Problem to work on> Gather each line containing the string "форсировать" from these entries.

Record list>
▬▬▬▬▬▬

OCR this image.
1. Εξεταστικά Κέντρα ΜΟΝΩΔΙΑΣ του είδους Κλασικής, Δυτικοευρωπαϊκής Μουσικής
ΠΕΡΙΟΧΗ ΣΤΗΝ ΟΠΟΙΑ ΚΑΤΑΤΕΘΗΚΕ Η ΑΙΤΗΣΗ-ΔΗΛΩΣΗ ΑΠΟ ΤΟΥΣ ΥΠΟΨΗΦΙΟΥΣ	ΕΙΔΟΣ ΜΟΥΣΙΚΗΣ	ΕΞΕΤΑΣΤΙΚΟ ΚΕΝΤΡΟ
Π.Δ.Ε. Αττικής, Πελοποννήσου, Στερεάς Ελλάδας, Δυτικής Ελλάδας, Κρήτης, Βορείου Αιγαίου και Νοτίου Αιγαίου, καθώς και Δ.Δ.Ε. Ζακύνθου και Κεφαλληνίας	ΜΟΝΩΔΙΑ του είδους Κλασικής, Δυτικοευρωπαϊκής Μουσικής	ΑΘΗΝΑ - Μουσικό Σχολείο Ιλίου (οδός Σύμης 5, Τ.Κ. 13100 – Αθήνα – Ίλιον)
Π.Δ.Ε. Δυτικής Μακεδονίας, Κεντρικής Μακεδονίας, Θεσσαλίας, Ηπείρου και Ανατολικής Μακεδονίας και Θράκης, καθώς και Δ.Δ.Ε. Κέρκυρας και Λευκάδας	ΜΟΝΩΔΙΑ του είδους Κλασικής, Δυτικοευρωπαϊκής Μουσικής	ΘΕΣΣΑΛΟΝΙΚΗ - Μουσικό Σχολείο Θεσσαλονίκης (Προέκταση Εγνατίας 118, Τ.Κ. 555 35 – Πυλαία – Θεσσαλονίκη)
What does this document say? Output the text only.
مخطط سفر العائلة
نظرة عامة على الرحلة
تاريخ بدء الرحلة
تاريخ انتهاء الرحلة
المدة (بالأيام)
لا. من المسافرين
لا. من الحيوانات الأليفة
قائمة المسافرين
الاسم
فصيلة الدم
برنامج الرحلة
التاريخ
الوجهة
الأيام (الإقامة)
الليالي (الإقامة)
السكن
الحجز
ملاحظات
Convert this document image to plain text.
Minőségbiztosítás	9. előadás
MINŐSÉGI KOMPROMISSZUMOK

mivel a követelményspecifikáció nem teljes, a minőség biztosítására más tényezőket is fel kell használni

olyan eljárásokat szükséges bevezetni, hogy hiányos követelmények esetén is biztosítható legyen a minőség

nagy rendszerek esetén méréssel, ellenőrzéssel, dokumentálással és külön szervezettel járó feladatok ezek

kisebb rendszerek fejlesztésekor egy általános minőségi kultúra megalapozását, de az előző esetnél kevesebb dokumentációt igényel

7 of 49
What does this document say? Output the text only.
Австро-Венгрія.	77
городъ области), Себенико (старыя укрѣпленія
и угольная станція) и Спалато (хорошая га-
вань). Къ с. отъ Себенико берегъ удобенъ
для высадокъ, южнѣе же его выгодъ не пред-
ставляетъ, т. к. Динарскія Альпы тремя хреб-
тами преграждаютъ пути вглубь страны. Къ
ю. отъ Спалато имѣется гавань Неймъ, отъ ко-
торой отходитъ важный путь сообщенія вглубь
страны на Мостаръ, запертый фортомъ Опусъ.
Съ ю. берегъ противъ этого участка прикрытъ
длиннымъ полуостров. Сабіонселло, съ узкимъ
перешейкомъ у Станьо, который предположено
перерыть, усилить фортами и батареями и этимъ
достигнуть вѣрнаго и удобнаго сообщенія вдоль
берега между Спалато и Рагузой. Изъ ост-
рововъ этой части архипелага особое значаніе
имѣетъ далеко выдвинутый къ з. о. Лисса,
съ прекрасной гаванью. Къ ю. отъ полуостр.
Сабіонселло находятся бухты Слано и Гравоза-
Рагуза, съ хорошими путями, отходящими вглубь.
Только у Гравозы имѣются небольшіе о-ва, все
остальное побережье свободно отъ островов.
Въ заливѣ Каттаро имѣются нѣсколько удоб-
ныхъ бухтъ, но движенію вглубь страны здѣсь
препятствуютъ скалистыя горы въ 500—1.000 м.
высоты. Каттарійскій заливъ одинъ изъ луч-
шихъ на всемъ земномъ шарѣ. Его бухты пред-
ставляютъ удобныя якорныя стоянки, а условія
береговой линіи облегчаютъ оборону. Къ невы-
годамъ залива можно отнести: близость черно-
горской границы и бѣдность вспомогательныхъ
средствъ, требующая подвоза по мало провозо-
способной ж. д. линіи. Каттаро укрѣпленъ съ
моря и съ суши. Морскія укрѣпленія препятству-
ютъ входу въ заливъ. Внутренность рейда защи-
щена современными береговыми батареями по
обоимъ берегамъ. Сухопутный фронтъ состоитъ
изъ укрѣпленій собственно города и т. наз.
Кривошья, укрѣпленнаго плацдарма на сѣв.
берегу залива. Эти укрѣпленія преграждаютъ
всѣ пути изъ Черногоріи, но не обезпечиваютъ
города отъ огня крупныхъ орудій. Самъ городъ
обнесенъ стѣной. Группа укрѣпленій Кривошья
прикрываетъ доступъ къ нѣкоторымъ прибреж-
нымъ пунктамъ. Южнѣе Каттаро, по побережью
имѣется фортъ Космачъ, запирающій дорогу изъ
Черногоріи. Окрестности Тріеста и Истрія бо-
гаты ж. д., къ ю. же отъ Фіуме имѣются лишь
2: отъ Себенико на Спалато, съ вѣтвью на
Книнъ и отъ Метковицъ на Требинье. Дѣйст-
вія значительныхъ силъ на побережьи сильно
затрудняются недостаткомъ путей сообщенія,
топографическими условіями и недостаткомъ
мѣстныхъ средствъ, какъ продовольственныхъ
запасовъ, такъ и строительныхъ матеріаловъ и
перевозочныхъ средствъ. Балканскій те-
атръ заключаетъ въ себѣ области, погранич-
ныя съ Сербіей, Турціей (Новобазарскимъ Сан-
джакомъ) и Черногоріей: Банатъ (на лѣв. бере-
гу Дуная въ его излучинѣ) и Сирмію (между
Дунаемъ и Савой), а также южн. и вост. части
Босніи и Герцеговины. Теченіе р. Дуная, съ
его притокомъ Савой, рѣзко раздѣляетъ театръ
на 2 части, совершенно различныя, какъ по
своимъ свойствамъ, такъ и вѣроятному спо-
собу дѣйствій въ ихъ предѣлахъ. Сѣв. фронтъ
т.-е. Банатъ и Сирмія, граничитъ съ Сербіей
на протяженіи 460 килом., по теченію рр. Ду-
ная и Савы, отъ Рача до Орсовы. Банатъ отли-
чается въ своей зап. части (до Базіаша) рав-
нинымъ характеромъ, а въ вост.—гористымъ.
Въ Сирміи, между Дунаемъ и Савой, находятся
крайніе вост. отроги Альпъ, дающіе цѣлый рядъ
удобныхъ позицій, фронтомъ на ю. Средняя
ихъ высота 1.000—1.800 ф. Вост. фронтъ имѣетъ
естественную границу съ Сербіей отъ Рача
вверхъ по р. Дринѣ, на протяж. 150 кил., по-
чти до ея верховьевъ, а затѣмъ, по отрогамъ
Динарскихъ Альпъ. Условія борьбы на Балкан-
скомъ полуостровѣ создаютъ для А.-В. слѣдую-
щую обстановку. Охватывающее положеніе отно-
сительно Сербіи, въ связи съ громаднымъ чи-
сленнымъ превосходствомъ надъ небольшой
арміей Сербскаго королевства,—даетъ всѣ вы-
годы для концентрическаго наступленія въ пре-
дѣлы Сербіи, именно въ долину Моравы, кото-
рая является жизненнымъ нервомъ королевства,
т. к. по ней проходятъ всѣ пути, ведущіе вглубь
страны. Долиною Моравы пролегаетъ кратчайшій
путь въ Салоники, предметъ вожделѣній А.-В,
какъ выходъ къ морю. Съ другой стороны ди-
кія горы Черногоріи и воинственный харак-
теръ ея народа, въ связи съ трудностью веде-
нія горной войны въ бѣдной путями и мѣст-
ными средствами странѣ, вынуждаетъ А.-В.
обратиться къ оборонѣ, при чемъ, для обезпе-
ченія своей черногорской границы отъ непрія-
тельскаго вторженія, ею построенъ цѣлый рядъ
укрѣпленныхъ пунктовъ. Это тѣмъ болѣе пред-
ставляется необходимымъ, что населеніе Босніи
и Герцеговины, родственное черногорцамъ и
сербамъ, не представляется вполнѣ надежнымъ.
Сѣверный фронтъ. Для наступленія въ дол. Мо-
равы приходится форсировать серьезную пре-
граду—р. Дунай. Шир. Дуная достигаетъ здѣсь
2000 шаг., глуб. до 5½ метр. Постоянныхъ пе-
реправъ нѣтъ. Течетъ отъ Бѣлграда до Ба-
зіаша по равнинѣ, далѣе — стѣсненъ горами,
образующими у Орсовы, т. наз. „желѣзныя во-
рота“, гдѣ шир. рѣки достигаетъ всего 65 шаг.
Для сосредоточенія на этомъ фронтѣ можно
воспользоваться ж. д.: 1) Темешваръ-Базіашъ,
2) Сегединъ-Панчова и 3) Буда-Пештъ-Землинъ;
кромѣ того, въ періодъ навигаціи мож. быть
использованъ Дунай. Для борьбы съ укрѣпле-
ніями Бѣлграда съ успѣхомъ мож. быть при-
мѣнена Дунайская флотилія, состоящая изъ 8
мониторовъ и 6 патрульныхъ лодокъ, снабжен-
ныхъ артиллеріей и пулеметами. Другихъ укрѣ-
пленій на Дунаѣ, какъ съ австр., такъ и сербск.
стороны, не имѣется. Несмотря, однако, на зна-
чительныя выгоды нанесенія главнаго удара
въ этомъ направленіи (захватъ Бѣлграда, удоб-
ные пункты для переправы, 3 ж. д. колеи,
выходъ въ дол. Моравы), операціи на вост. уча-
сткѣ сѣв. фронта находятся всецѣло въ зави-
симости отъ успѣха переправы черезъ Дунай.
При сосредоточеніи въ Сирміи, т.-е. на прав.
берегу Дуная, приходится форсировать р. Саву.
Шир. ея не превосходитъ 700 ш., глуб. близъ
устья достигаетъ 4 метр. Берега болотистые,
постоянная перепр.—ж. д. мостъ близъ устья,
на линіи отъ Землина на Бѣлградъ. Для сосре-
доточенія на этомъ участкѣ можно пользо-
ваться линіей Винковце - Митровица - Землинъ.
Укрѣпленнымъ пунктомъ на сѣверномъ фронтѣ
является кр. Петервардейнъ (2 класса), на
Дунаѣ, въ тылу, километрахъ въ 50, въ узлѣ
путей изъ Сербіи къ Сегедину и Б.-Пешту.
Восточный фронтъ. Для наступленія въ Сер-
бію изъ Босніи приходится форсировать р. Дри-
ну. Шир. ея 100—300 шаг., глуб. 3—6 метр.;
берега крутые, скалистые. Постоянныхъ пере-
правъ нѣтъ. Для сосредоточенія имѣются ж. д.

▬▬▬▬▬▬

Answer below>
равы приходится форсировать серьезную пре-
берегу Дуная, приходится форсировать р. Саву.
бію изъ Босніи приходится форсировать р. Дри-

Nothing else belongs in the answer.